■ 数据 ■
----------
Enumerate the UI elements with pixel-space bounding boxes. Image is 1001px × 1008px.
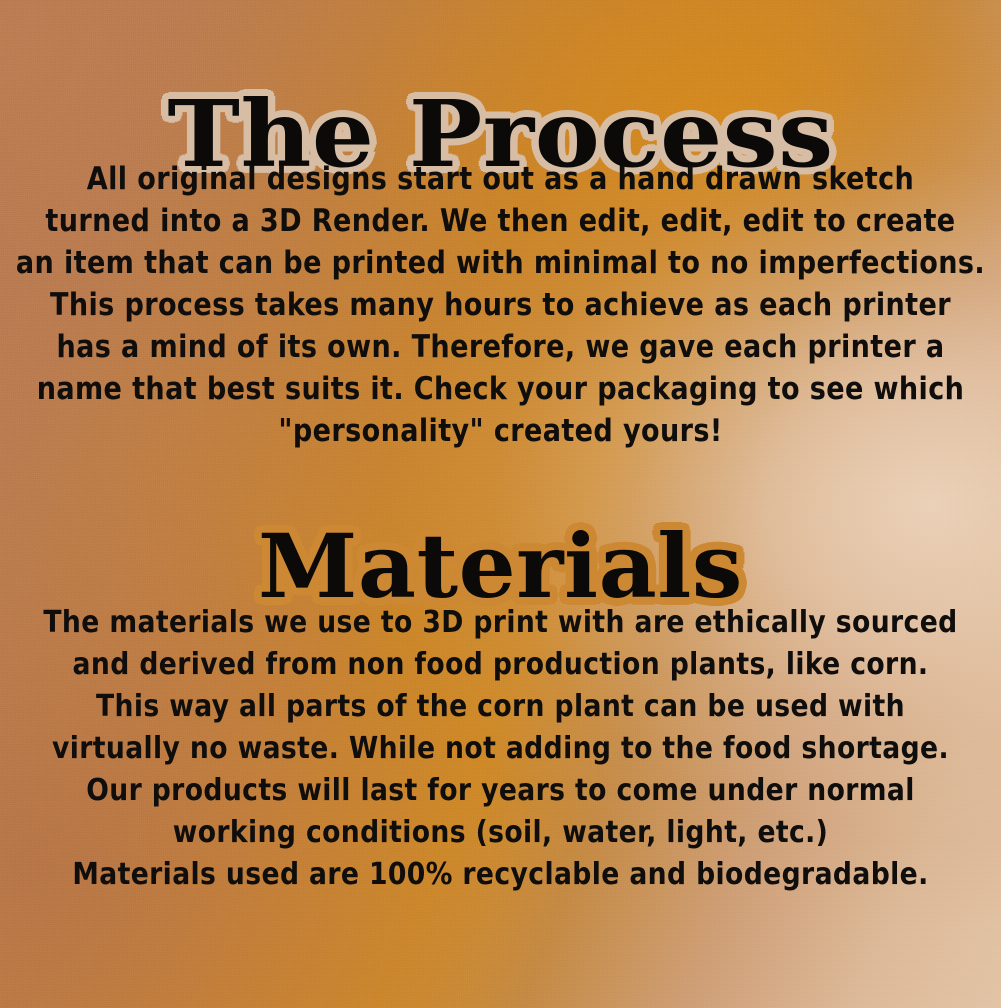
body-line: turned into a 3D Render. We then edit, e… — [15, 200, 986, 242]
body-line: an item that can be printed with minimal… — [15, 242, 986, 284]
body-line: All original designs start out as a hand… — [15, 158, 986, 200]
poster-content: The Process All original designs start o… — [0, 0, 1001, 1008]
body-line: working conditions (soil, water, light, … — [15, 812, 986, 854]
body-line: This process takes many hours to achieve… — [15, 284, 986, 326]
body-line: Materials used are 100% recyclable and b… — [15, 854, 986, 896]
body-line: virtually no waste. While not adding to … — [15, 728, 986, 770]
body-line: The materials we use to 3D print with ar… — [15, 602, 986, 644]
body-line: name that best suits it. Check your pack… — [15, 368, 986, 410]
section-title-materials: Materials — [0, 522, 1001, 610]
section-body-materials: The materials we use to 3D print with ar… — [15, 602, 986, 896]
body-line: Our products will last for years to come… — [15, 770, 986, 812]
poster-canvas: The Process All original designs start o… — [0, 0, 1001, 1008]
body-line: This way all parts of the corn plant can… — [15, 686, 986, 728]
body-line: "personality" created yours! — [15, 410, 986, 452]
body-line: and derived from non food production pla… — [15, 644, 986, 686]
body-line: has a mind of its own. Therefore, we gav… — [15, 326, 986, 368]
section-body-the-process: All original designs start out as a hand… — [15, 158, 986, 452]
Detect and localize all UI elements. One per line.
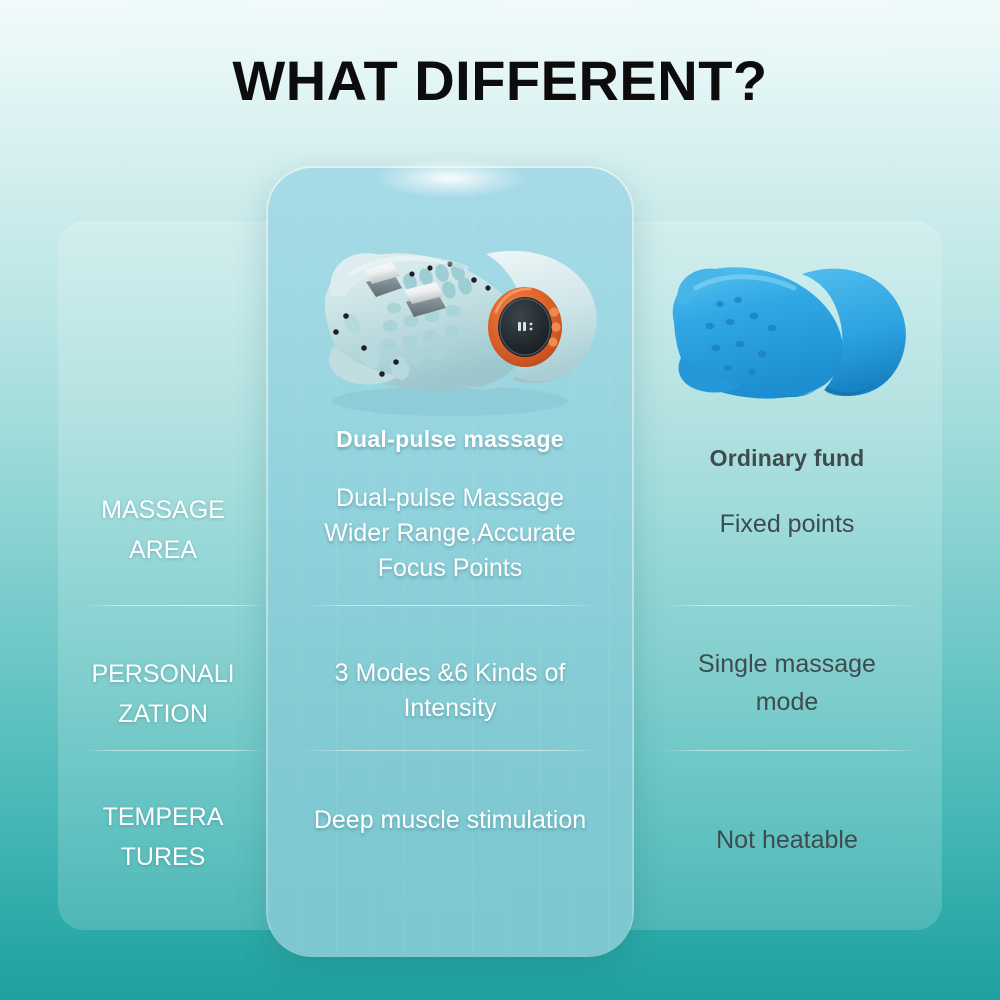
premium-value-personalization: 3 Modes &6 Kinds of Intensity bbox=[268, 656, 632, 726]
premium-value-temperatures: Deep muscle stimulation bbox=[268, 803, 632, 838]
feature-label-line: TURES bbox=[58, 837, 268, 877]
row-divider bbox=[660, 750, 920, 751]
ordinary-value-temperatures: Not heatable bbox=[632, 821, 942, 859]
premium-value-line: 3 Modes &6 Kinds of bbox=[268, 656, 632, 691]
feature-label-column: MASSAGE AREA PERSONALI ZATION TEMPERA TU… bbox=[58, 222, 268, 930]
feature-label-line: ZATION bbox=[58, 694, 268, 734]
ordinary-value-line: Single massage bbox=[632, 645, 942, 683]
row-divider bbox=[300, 750, 600, 751]
ordinary-value-line: Not heatable bbox=[632, 821, 942, 859]
feature-label-line: PERSONALI bbox=[58, 654, 268, 694]
ordinary-product-image bbox=[652, 230, 924, 430]
ordinary-value-line: Fixed points bbox=[632, 505, 942, 543]
premium-heading: Dual-pulse massage bbox=[268, 426, 632, 453]
infographic-root: WHAT DIFFERENT? MASSAGE AREA PERSONALI Z… bbox=[0, 0, 1000, 1000]
ordinary-heading: Ordinary fund bbox=[632, 445, 942, 472]
premium-value-line: Focus Points bbox=[268, 551, 632, 586]
row-divider bbox=[660, 605, 920, 606]
row-divider bbox=[85, 750, 265, 751]
premium-device-illustration bbox=[290, 196, 610, 421]
ordinary-device-illustration bbox=[652, 230, 924, 430]
row-divider bbox=[300, 605, 600, 606]
premium-value-line: Dual-pulse Massage bbox=[268, 481, 632, 516]
row-divider bbox=[85, 605, 265, 606]
feature-label-line: MASSAGE bbox=[58, 490, 268, 530]
ordinary-value-personalization: Single massage mode bbox=[632, 645, 942, 721]
feature-label-line: AREA bbox=[58, 530, 268, 570]
ordinary-column: Ordinary fund Fixed points Single massag… bbox=[632, 222, 942, 930]
feature-label-massage-area: MASSAGE AREA bbox=[58, 490, 268, 570]
page-title: WHAT DIFFERENT? bbox=[0, 48, 1000, 113]
premium-value-massage-area: Dual-pulse Massage Wider Range,Accurate … bbox=[268, 481, 632, 586]
premium-column: Dual-pulse massage Dual-pulse Massage Wi… bbox=[268, 168, 632, 955]
premium-value-line: Wider Range,Accurate bbox=[268, 516, 632, 551]
feature-label-temperatures: TEMPERA TURES bbox=[58, 797, 268, 877]
premium-product-image bbox=[290, 196, 610, 421]
premium-value-line: Deep muscle stimulation bbox=[268, 803, 632, 838]
premium-value-line: Intensity bbox=[268, 691, 632, 726]
feature-label-line: TEMPERA bbox=[58, 797, 268, 837]
ordinary-value-line: mode bbox=[632, 683, 942, 721]
ordinary-value-massage-area: Fixed points bbox=[632, 505, 942, 543]
feature-label-personalization: PERSONALI ZATION bbox=[58, 654, 268, 734]
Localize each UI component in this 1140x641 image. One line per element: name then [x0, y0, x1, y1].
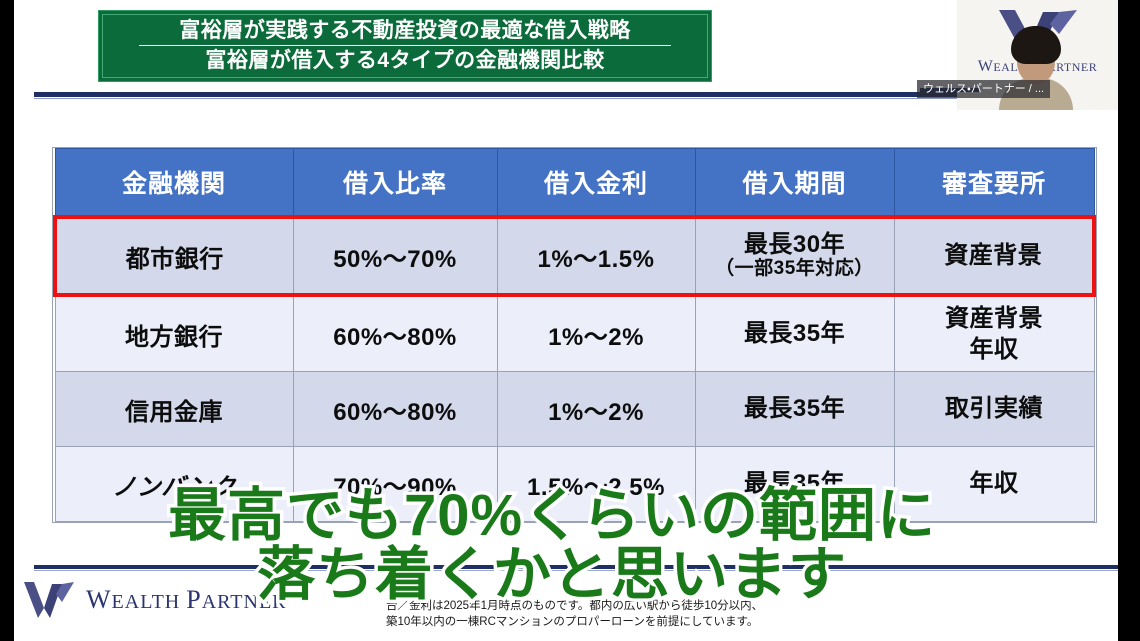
- table-row: 信用金庫 60%〜80% 1%〜2% 最長35年 取引実績: [55, 372, 1094, 447]
- footnote-line-1: さい。: [386, 581, 1046, 598]
- title-line-1: 富裕層が実践する不動産投資の最適な借入戦略: [139, 20, 671, 46]
- cell-term-main: 最長35年: [696, 470, 894, 498]
- title-box: 富裕層が実践する不動産投資の最適な借入戦略 富裕層が借入する4タイプの金融機関比…: [98, 10, 712, 82]
- footer-divider: [34, 565, 1118, 569]
- comparison-table-wrapper: 金融機関 借入比率 借入金利 借入期間 審査要所 都市銀行 50%〜70% 1%…: [53, 148, 1092, 522]
- cell-rate: 1.5%〜2.5%: [497, 447, 695, 522]
- cell-ratio: 60%〜80%: [293, 372, 497, 447]
- cell-term-main: 最長35年: [696, 395, 894, 423]
- footnote-block: さい。 台／金利は2025年1月時点のものです。都内の広い駅から徒歩10分以内、…: [386, 581, 1046, 631]
- letterbox-left: [0, 0, 14, 641]
- logo-p: P: [186, 585, 201, 614]
- table-row: ノンバンク 70%〜90% 1.5%〜2.5% 最長35年 年収: [55, 447, 1094, 522]
- cell-rate: 1%〜2%: [497, 372, 695, 447]
- logo-artner: ARTNER: [202, 591, 287, 613]
- cell-institution: 信用金庫: [55, 372, 293, 447]
- footnote-line-2: 台／金利は2025年1月時点のものです。都内の広い駅から徒歩10分以内、: [386, 598, 1046, 615]
- comparison-table: 金融機関 借入比率 借入金利 借入期間 審査要所 都市銀行 50%〜70% 1%…: [53, 148, 1096, 522]
- presenter-hair: [1011, 26, 1061, 64]
- cell-term-sub: （一部35年対応）: [696, 258, 894, 281]
- presenter-silhouette: [997, 26, 1075, 110]
- cell-rate: 1%〜1.5%: [497, 217, 695, 295]
- slide-canvas: 富裕層が実践する不動産投資の最適な借入戦略 富裕層が借入する4タイプの金融機関比…: [14, 0, 1118, 641]
- cell-institution: 都市銀行: [55, 217, 293, 295]
- logo-wordmark: WEALTH PARTNER: [86, 585, 287, 615]
- footer-divider-hairline: [34, 570, 1118, 571]
- col-header-rate: 借入金利: [497, 149, 695, 218]
- cell-screening: 資産背景 年収: [894, 295, 1094, 372]
- title-band: 富裕層が実践する不動産投資の最適な借入戦略 富裕層が借入する4タイプの金融機関比…: [14, 0, 1118, 95]
- cell-term: 最長35年: [695, 372, 894, 447]
- table-row: 地方銀行 60%〜80% 1%〜2% 最長35年 資産背景 年収: [55, 295, 1094, 372]
- cell-term-main: 最長30年: [696, 231, 894, 259]
- cell-ratio: 60%〜80%: [293, 295, 497, 372]
- backdrop-logo-w: W: [978, 58, 994, 75]
- letterbox-right: [1118, 0, 1140, 641]
- webcam-overlay[interactable]: WEALTH PARTNER: [957, 0, 1118, 110]
- cell-screening: 取引実績: [894, 372, 1094, 447]
- footnote-line-3: 築10年以内の一棟RCマンションのプロパーローンを前提にしています。: [386, 614, 1046, 631]
- table-header-row: 金融機関 借入比率 借入金利 借入期間 審査要所: [55, 149, 1094, 218]
- col-header-ratio: 借入比率: [293, 149, 497, 218]
- cell-screening-line-1: 取引実績: [895, 393, 1094, 424]
- header-divider-hairline: [34, 98, 1118, 99]
- wealth-partner-logo: WEALTH PARTNER: [22, 580, 287, 620]
- table-header: 金融機関 借入比率 借入金利 借入期間 審査要所: [55, 149, 1094, 218]
- cell-term: 最長35年: [695, 295, 894, 372]
- table-body: 都市銀行 50%〜70% 1%〜1.5% 最長30年 （一部35年対応） 資産背…: [55, 217, 1094, 522]
- cell-institution: ノンバンク: [55, 447, 293, 522]
- col-header-institution: 金融機関: [55, 149, 293, 218]
- cell-screening-line-1: 資産背景: [895, 240, 1093, 271]
- cell-term: 最長30年 （一部35年対応）: [695, 217, 894, 295]
- col-header-screening: 審査要所: [894, 149, 1094, 218]
- w-mark-icon: [22, 580, 76, 620]
- cell-ratio: 70%〜90%: [293, 447, 497, 522]
- cell-institution: 地方銀行: [55, 295, 293, 372]
- cell-screening: 資産背景: [894, 217, 1094, 295]
- cell-term-main: 最長35年: [696, 320, 894, 348]
- cell-rate: 1%〜2%: [497, 295, 695, 372]
- cell-screening: 年収: [894, 447, 1094, 522]
- col-header-term: 借入期間: [695, 149, 894, 218]
- video-frame: 富裕層が実践する不動産投資の最適な借入戦略 富裕層が借入する4タイプの金融機関比…: [0, 0, 1140, 641]
- logo-ealth: EALTH: [112, 591, 187, 613]
- title-line-2: 富裕層が借入する4タイプの金融機関比較: [205, 46, 604, 72]
- cell-screening-line-1: 年収: [895, 468, 1094, 499]
- cell-term: 最長35年: [695, 447, 894, 522]
- cell-ratio: 50%〜70%: [293, 217, 497, 295]
- table-row: 都市銀行 50%〜70% 1%〜1.5% 最長30年 （一部35年対応） 資産背…: [55, 217, 1094, 295]
- logo-w: W: [86, 585, 112, 614]
- cell-screening-line-1: 資産背景: [895, 303, 1094, 334]
- title-box-inner: 富裕層が実践する不動産投資の最適な借入戦略 富裕層が借入する4タイプの金融機関比…: [102, 14, 708, 78]
- cell-screening-line-2: 年収: [895, 334, 1094, 365]
- header-divider: [34, 92, 1118, 97]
----------
■ 练习要求 ■
请从材料中包含“body-line: turned into”的那一行开始，到包含“body-line: The materials”的那一行结束，逐字照抄这些行，首尾两行都要包括在内。

■ 任务结果 ■
body-line: turned into a 3D Render. We then edit, e… — [15, 200, 986, 242]
body-line: an item that can be printed with minimal… — [15, 242, 986, 284]
body-line: All original designs start out as a hand… — [15, 158, 986, 200]
poster-content: The Process All original designs start o… — [0, 0, 1001, 1008]
body-line: working conditions (soil, water, light, … — [15, 812, 986, 854]
body-line: This process takes many hours to achieve… — [15, 284, 986, 326]
body-line: Materials used are 100% recyclable and b… — [15, 854, 986, 896]
body-line: virtually no waste. While not adding to … — [15, 728, 986, 770]
body-line: The materials we use to 3D print with ar… — [15, 602, 986, 644]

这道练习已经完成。